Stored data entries
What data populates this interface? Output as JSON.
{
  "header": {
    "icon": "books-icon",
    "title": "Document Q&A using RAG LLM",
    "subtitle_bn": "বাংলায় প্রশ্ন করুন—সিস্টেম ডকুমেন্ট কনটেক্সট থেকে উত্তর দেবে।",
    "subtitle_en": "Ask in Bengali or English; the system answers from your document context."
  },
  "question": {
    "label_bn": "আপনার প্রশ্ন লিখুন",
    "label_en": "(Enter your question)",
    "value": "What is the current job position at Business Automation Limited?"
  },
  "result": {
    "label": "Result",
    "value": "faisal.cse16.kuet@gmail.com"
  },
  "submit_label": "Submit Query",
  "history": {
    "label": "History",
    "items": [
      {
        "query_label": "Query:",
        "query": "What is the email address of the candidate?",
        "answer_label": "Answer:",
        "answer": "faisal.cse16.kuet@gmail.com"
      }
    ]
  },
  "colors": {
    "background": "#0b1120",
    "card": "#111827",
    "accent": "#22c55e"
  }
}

# Written problem:
Reproduce the entries above exactly.

# Exercise answer:
What data populates this interface? Output as JSON.
{
  "header": {
    "icon": "books-icon",
    "title": "Document Q&A using RAG LLM",
    "subtitle_bn": "বাংলায় প্রশ্ন করুন—সিস্টেম ডকুমেন্ট কনটেক্সট থেকে উত্তর দেবে।",
    "subtitle_en": "Ask in Bengali or English; the system answers from your document context."
  },
  "question": {
    "label_bn": "আপনার প্রশ্ন লিখুন",
    "label_en": "(Enter your question)",
    "value": "What is the current job position at Business Automation Limited?"
  },
  "result": {
    "label": "Result",
    "value": "faisal.cse16.kuet@gmail.com"
  },
  "submit_label": "Submit Query",
  "history": {
    "label": "History",
    "items": [
      {
        "query_label": "Query:",
        "query": "What is the email address of the candidate?",
        "answer_label": "Answer:",
        "answer": "faisal.cse16.kuet@gmail.com"
      }
    ]
  },
  "colors": {
    "background": "#0b1120",
    "card": "#111827",
    "accent": "#22c55e"
  }
}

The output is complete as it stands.